Items

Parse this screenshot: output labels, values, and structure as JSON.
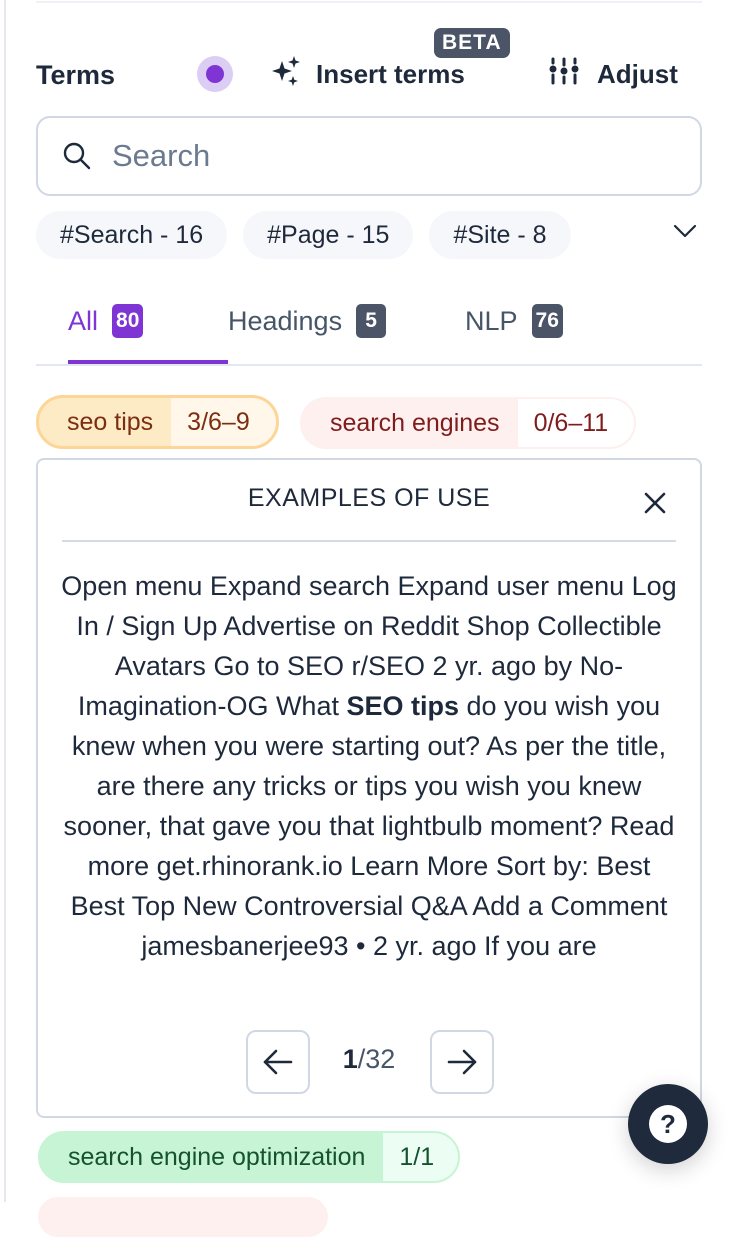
{
  "header": {
    "title": "Terms",
    "status_dot_color": "#7e35d3",
    "insert_terms_label": "Insert terms",
    "beta_badge": "BETA",
    "adjust_label": "Adjust"
  },
  "search": {
    "placeholder": "Search",
    "value": ""
  },
  "filter_chips": [
    {
      "label": "#Search - 16"
    },
    {
      "label": "#Page - 15"
    },
    {
      "label": "#Site - 8"
    }
  ],
  "tabs": [
    {
      "label": "All",
      "count": "80",
      "active": true
    },
    {
      "label": "Headings",
      "count": "5",
      "active": false
    },
    {
      "label": "NLP",
      "count": "76",
      "active": false
    }
  ],
  "terms": [
    {
      "name": "seo tips",
      "count": "3/6–9",
      "status": "selected"
    },
    {
      "name": "search engines",
      "count": "0/6–11",
      "status": "missing"
    },
    {
      "name": "search engine optimization",
      "count": "1/1",
      "status": "complete"
    }
  ],
  "examples_panel": {
    "title": "EXAMPLES OF USE",
    "text_before": "Open menu Expand search Expand user menu Log In / Sign Up Advertise on Reddit Shop Collectible Avatars Go to SEO r/SEO 2 yr. ago by No-Imagination-OG What ",
    "highlight": "SEO tips",
    "text_after": " do you wish you knew when you were starting out? As per the title, are there any tricks or tips you wish you knew sooner, that gave you that lightbulb moment? Read more get.rhinorank.io Learn More Sort by: Best Best Top New Controversial Q&A Add a Comment jamesbanerjee93 • 2 yr. ago If you are",
    "pager": {
      "current": "1",
      "total": "/32"
    }
  },
  "help_button": {
    "label": "?"
  },
  "colors": {
    "accent": "#7e35d3",
    "badge_gray": "#4b5567",
    "selected_term_bg": "#fdebc6",
    "missing_term_bg": "#fdf0ef",
    "complete_term_bg": "#c7f4d5"
  }
}
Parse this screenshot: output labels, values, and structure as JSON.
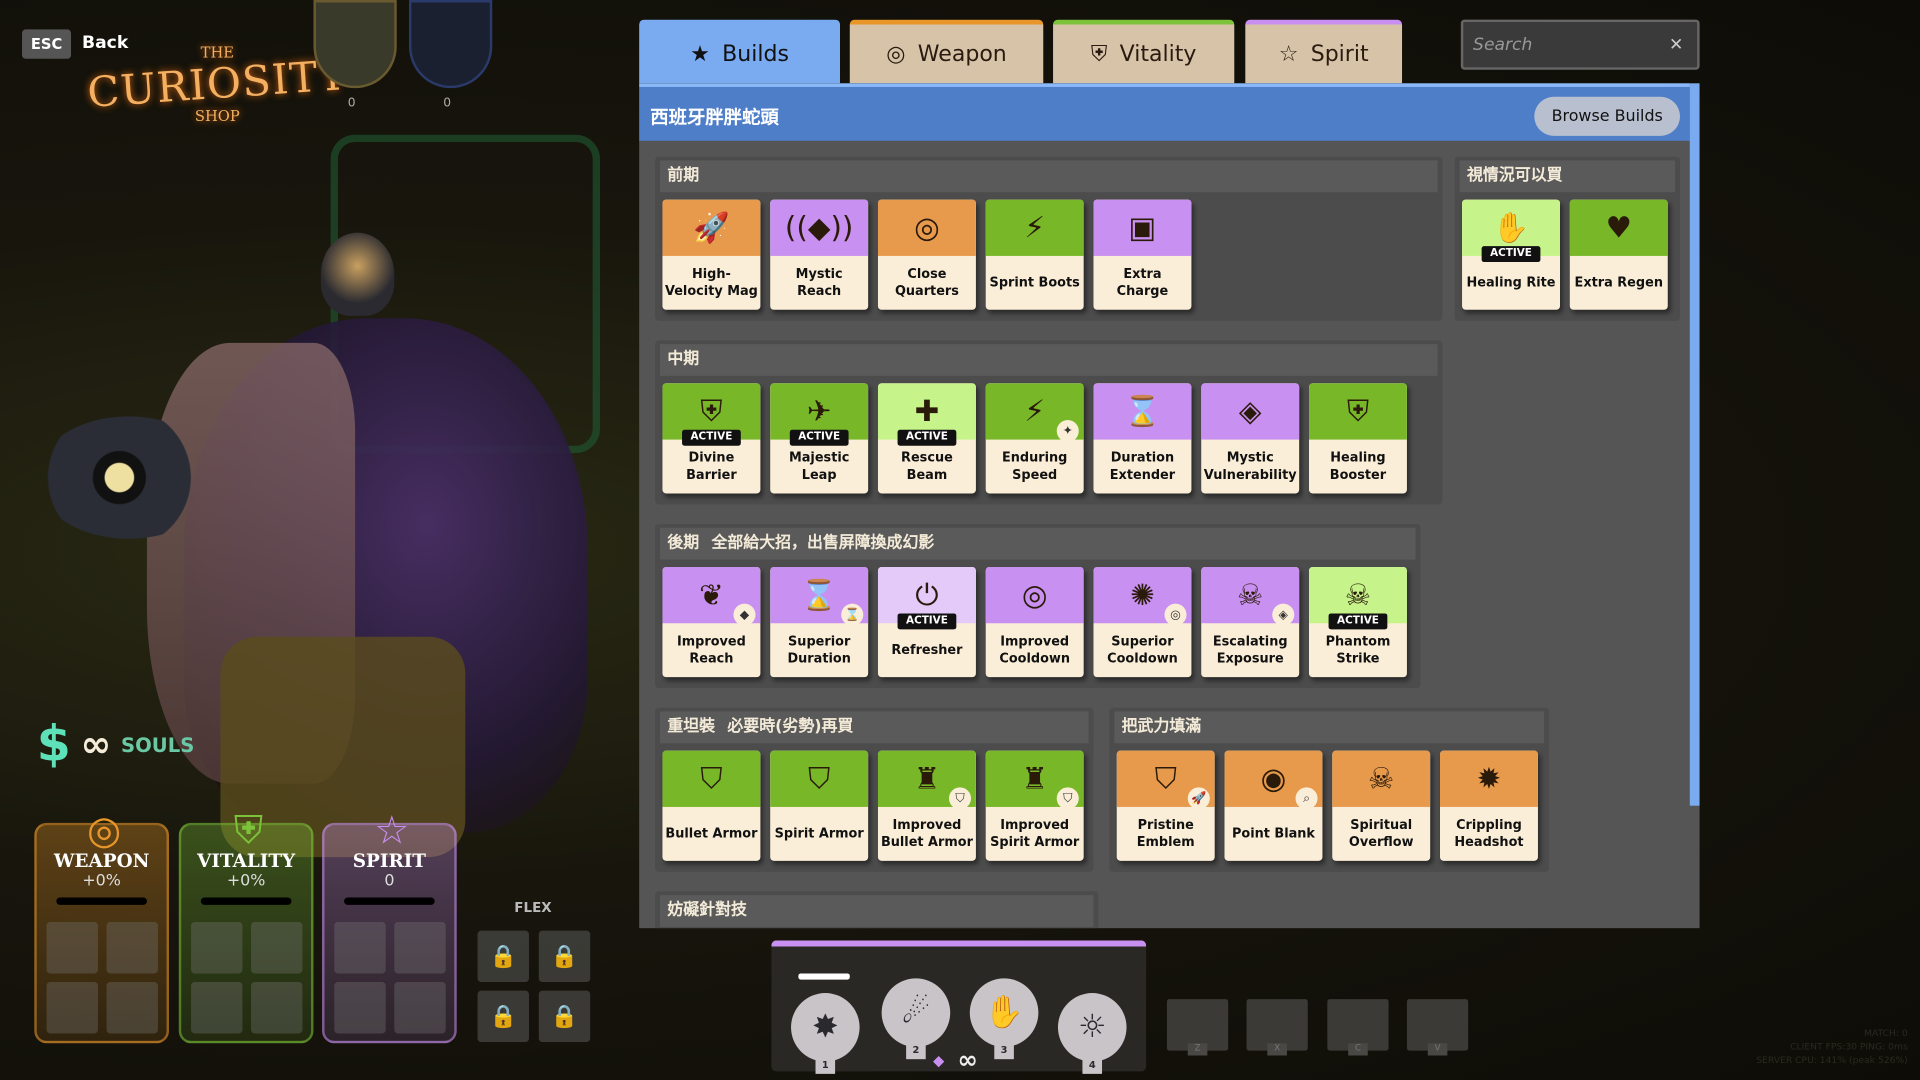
{
  "nav": {
    "esc_key": "ESC",
    "back_label": "Back"
  },
  "logo": {
    "line1": "THE",
    "line2": "CURIOSITY",
    "line3": "SHOP"
  },
  "portraits": [
    {
      "count": "0"
    },
    {
      "count": "0"
    }
  ],
  "hud": {
    "souls_label": "SOULS",
    "flex_label": "FLEX",
    "stats": [
      {
        "name": "WEAPON",
        "value": "+0%",
        "color": "#e8962a"
      },
      {
        "name": "VITALITY",
        "value": "+0%",
        "color": "#7cc23a"
      },
      {
        "name": "SPIRIT",
        "value": "0",
        "color": "#c88ef0"
      }
    ]
  },
  "tabs": [
    {
      "label": "Builds",
      "icon": "star-icon",
      "active": true
    },
    {
      "label": "Weapon",
      "icon": "weapon-icon",
      "color": "#e8962a"
    },
    {
      "label": "Vitality",
      "icon": "vitality-icon",
      "color": "#7cc23a"
    },
    {
      "label": "Spirit",
      "icon": "spirit-icon",
      "color": "#c88ef0"
    }
  ],
  "search": {
    "placeholder": "Search"
  },
  "build": {
    "title": "西班牙胖胖蛇頭",
    "browse_label": "Browse Builds"
  },
  "sections": [
    {
      "title": "前期",
      "note": "",
      "items": [
        {
          "name": "High-Velocity Mag",
          "cat": "w",
          "icon": "🚀"
        },
        {
          "name": "Mystic Reach",
          "cat": "s",
          "icon": "((◆))"
        },
        {
          "name": "Close Quarters",
          "cat": "w",
          "icon": "◎"
        },
        {
          "name": "Sprint Boots",
          "cat": "v",
          "icon": "⚡"
        },
        {
          "name": "Extra Charge",
          "cat": "s",
          "icon": "▣"
        }
      ]
    },
    {
      "title": "視情況可以買",
      "note": "",
      "items": [
        {
          "name": "Healing Rite",
          "cat": "v",
          "icon": "✋",
          "active": true,
          "light": true
        },
        {
          "name": "Extra Regen",
          "cat": "v",
          "icon": "♥"
        }
      ]
    },
    {
      "title": "中期",
      "note": "",
      "items": [
        {
          "name": "Divine Barrier",
          "cat": "v",
          "icon": "⛨",
          "active": true
        },
        {
          "name": "Majestic Leap",
          "cat": "v",
          "icon": "✈",
          "active": true
        },
        {
          "name": "Rescue Beam",
          "cat": "v",
          "icon": "✚",
          "active": true,
          "light": true
        },
        {
          "name": "Enduring Speed",
          "cat": "v",
          "icon": "⚡",
          "badge": "✦"
        },
        {
          "name": "Duration Extender",
          "cat": "s",
          "icon": "⌛"
        },
        {
          "name": "Mystic Vulnerability",
          "cat": "s",
          "icon": "◈"
        },
        {
          "name": "Healing Booster",
          "cat": "v",
          "icon": "⛨"
        }
      ]
    },
    {
      "title": "後期",
      "note": "全部給大招，出售屏障換成幻影",
      "items": [
        {
          "name": "Improved Reach",
          "cat": "s",
          "icon": "❦",
          "badge": "◆"
        },
        {
          "name": "Superior Duration",
          "cat": "s",
          "icon": "⌛",
          "badge": "⌛"
        },
        {
          "name": "Refresher",
          "cat": "s",
          "icon": "⏻",
          "active": true,
          "light": true
        },
        {
          "name": "Improved Cooldown",
          "cat": "s",
          "icon": "◎"
        },
        {
          "name": "Superior Cooldown",
          "cat": "s",
          "icon": "✺",
          "badge": "◎"
        },
        {
          "name": "Escalating Exposure",
          "cat": "s",
          "icon": "☠",
          "badge": "◈"
        },
        {
          "name": "Phantom Strike",
          "cat": "v",
          "icon": "☠",
          "active": true,
          "light": true
        }
      ]
    },
    {
      "title": "重坦裝",
      "note": "必要時(劣勢)再買",
      "items": [
        {
          "name": "Bullet Armor",
          "cat": "v",
          "icon": "⛉"
        },
        {
          "name": "Spirit Armor",
          "cat": "v",
          "icon": "⛉"
        },
        {
          "name": "Improved Bullet Armor",
          "cat": "v",
          "icon": "♜",
          "badge": "⛉"
        },
        {
          "name": "Improved Spirit Armor",
          "cat": "v",
          "icon": "♜",
          "badge": "⛉"
        }
      ]
    },
    {
      "title": "把武力填滿",
      "note": "",
      "items": [
        {
          "name": "Pristine Emblem",
          "cat": "w",
          "icon": "⛉",
          "badge": "🚀"
        },
        {
          "name": "Point Blank",
          "cat": "w",
          "icon": "◉",
          "badge": "⌕"
        },
        {
          "name": "Spiritual Overflow",
          "cat": "w",
          "icon": "☠"
        },
        {
          "name": "Crippling Headshot",
          "cat": "w",
          "icon": "✹"
        }
      ]
    },
    {
      "title": "妨礙針對技",
      "note": "",
      "items": []
    }
  ],
  "abilities": [
    {
      "key": "1",
      "icon": "✸"
    },
    {
      "key": "2",
      "icon": "☄"
    },
    {
      "key": "3",
      "icon": "✋"
    },
    {
      "key": "4",
      "icon": "☼"
    }
  ],
  "hotkeys": [
    "Z",
    "X",
    "C",
    "V"
  ],
  "net_stats": [
    "MATCH: 0",
    "CLIENT FPS:30   PING: 0ms",
    "SERVER CPU: 141% (peak 526%)"
  ]
}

Written instruction
Write out all the entries again, word for word, and print no images.

Correct answer
Parse this screenshot: output labels, values, and structure as JSON.
{
  "header": {
    "title": "Terms",
    "status_dot_color": "#7e35d3",
    "insert_terms_label": "Insert terms",
    "beta_badge": "BETA",
    "adjust_label": "Adjust"
  },
  "search": {
    "placeholder": "Search",
    "value": ""
  },
  "filter_chips": [
    {
      "label": "#Search - 16"
    },
    {
      "label": "#Page - 15"
    },
    {
      "label": "#Site - 8"
    }
  ],
  "tabs": [
    {
      "label": "All",
      "count": "80",
      "active": true
    },
    {
      "label": "Headings",
      "count": "5",
      "active": false
    },
    {
      "label": "NLP",
      "count": "76",
      "active": false
    }
  ],
  "terms": [
    {
      "name": "seo tips",
      "count": "3/6–9",
      "status": "selected"
    },
    {
      "name": "search engines",
      "count": "0/6–11",
      "status": "missing"
    },
    {
      "name": "search engine optimization",
      "count": "1/1",
      "status": "complete"
    }
  ],
  "examples_panel": {
    "title": "EXAMPLES OF USE",
    "text_before": "Open menu Expand search Expand user menu Log In / Sign Up Advertise on Reddit Shop Collectible Avatars Go to SEO r/SEO 2 yr. ago by No-Imagination-OG What ",
    "highlight": "SEO tips",
    "text_after": " do you wish you knew when you were starting out? As per the title, are there any tricks or tips you wish you knew sooner, that gave you that lightbulb moment? Read more get.rhinorank.io Learn More Sort by: Best Best Top New Controversial Q&A Add a Comment jamesbanerjee93 • 2 yr. ago If you are",
    "pager": {
      "current": "1",
      "total": "/32"
    }
  },
  "help_button": {
    "label": "?"
  },
  "colors": {
    "accent": "#7e35d3",
    "badge_gray": "#4b5567",
    "selected_term_bg": "#fdebc6",
    "missing_term_bg": "#fdf0ef",
    "complete_term_bg": "#c7f4d5"
  }
}
Parse this screenshot: output labels, values, and structure as JSON.
{
  "nav": {
    "esc_key": "ESC",
    "back_label": "Back"
  },
  "logo": {
    "line1": "THE",
    "line2": "CURIOSITY",
    "line3": "SHOP"
  },
  "portraits": [
    {
      "count": "0"
    },
    {
      "count": "0"
    }
  ],
  "hud": {
    "souls_label": "SOULS",
    "flex_label": "FLEX",
    "stats": [
      {
        "name": "WEAPON",
        "value": "+0%",
        "color": "#e8962a"
      },
      {
        "name": "VITALITY",
        "value": "+0%",
        "color": "#7cc23a"
      },
      {
        "name": "SPIRIT",
        "value": "0",
        "color": "#c88ef0"
      }
    ]
  },
  "tabs": [
    {
      "label": "Builds",
      "icon": "star-icon",
      "active": true
    },
    {
      "label": "Weapon",
      "icon": "weapon-icon",
      "color": "#e8962a"
    },
    {
      "label": "Vitality",
      "icon": "vitality-icon",
      "color": "#7cc23a"
    },
    {
      "label": "Spirit",
      "icon": "spirit-icon",
      "color": "#c88ef0"
    }
  ],
  "search": {
    "placeholder": "Search"
  },
  "build": {
    "title": "西班牙胖胖蛇頭",
    "browse_label": "Browse Builds"
  },
  "sections": [
    {
      "title": "前期",
      "note": "",
      "items": [
        {
          "name": "High-Velocity Mag",
          "cat": "w",
          "icon": "🚀"
        },
        {
          "name": "Mystic Reach",
          "cat": "s",
          "icon": "((◆))"
        },
        {
          "name": "Close Quarters",
          "cat": "w",
          "icon": "◎"
        },
        {
          "name": "Sprint Boots",
          "cat": "v",
          "icon": "⚡"
        },
        {
          "name": "Extra Charge",
          "cat": "s",
          "icon": "▣"
        }
      ]
    },
    {
      "title": "視情況可以買",
      "note": "",
      "items": [
        {
          "name": "Healing Rite",
          "cat": "v",
          "icon": "✋",
          "active": true,
          "light": true
        },
        {
          "name": "Extra Regen",
          "cat": "v",
          "icon": "♥"
        }
      ]
    },
    {
      "title": "中期",
      "note": "",
      "items": [
        {
          "name": "Divine Barrier",
          "cat": "v",
          "icon": "⛨",
          "active": true
        },
        {
          "name": "Majestic Leap",
          "cat": "v",
          "icon": "✈",
          "active": true
        },
        {
          "name": "Rescue Beam",
          "cat": "v",
          "icon": "✚",
          "active": true,
          "light": true
        },
        {
          "name": "Enduring Speed",
          "cat": "v",
          "icon": "⚡",
          "badge": "✦"
        },
        {
          "name": "Duration Extender",
          "cat": "s",
          "icon": "⌛"
        },
        {
          "name": "Mystic Vulnerability",
          "cat": "s",
          "icon": "◈"
        },
        {
          "name": "Healing Booster",
          "cat": "v",
          "icon": "⛨"
        }
      ]
    },
    {
      "title": "後期",
      "note": "全部給大招，出售屏障換成幻影",
      "items": [
        {
          "name": "Improved Reach",
          "cat": "s",
          "icon": "❦",
          "badge": "◆"
        },
        {
          "name": "Superior Duration",
          "cat": "s",
          "icon": "⌛",
          "badge": "⌛"
        },
        {
          "name": "Refresher",
          "cat": "s",
          "icon": "⏻",
          "active": true,
          "light": true
        },
        {
          "name": "Improved Cooldown",
          "cat": "s",
          "icon": "◎"
        },
        {
          "name": "Superior Cooldown",
          "cat": "s",
          "icon": "✺",
          "badge": "◎"
        },
        {
          "name": "Escalating Exposure",
          "cat": "s",
          "icon": "☠",
          "badge": "◈"
        },
        {
          "name": "Phantom Strike",
          "cat": "v",
          "icon": "☠",
          "active": true,
          "light": true
        }
      ]
    },
    {
      "title": "重坦裝",
      "note": "必要時(劣勢)再買",
      "items": [
        {
          "name": "Bullet Armor",
          "cat": "v",
          "icon": "⛉"
        },
        {
          "name": "Spirit Armor",
          "cat": "v",
          "icon": "⛉"
        },
        {
          "name": "Improved Bullet Armor",
          "cat": "v",
          "icon": "♜",
          "badge": "⛉"
        },
        {
          "name": "Improved Spirit Armor",
          "cat": "v",
          "icon": "♜",
          "badge": "⛉"
        }
      ]
    },
    {
      "title": "把武力填滿",
      "note": "",
      "items": [
        {
          "name": "Pristine Emblem",
          "cat": "w",
          "icon": "⛉",
          "badge": "🚀"
        },
        {
          "name": "Point Blank",
          "cat": "w",
          "icon": "◉",
          "badge": "⌕"
        },
        {
          "name": "Spiritual Overflow",
          "cat": "w",
          "icon": "☠"
        },
        {
          "name": "Crippling Headshot",
          "cat": "w",
          "icon": "✹"
        }
      ]
    },
    {
      "title": "妨礙針對技",
      "note": "",
      "items": []
    }
  ],
  "abilities": [
    {
      "key": "1",
      "icon": "✸"
    },
    {
      "key": "2",
      "icon": "☄"
    },
    {
      "key": "3",
      "icon": "✋"
    },
    {
      "key": "4",
      "icon": "☼"
    }
  ],
  "hotkeys": [
    "Z",
    "X",
    "C",
    "V"
  ],
  "net_stats": [
    "MATCH: 0",
    "CLIENT FPS:30   PING: 0ms",
    "SERVER CPU: 141% (peak 526%)"
  ]
}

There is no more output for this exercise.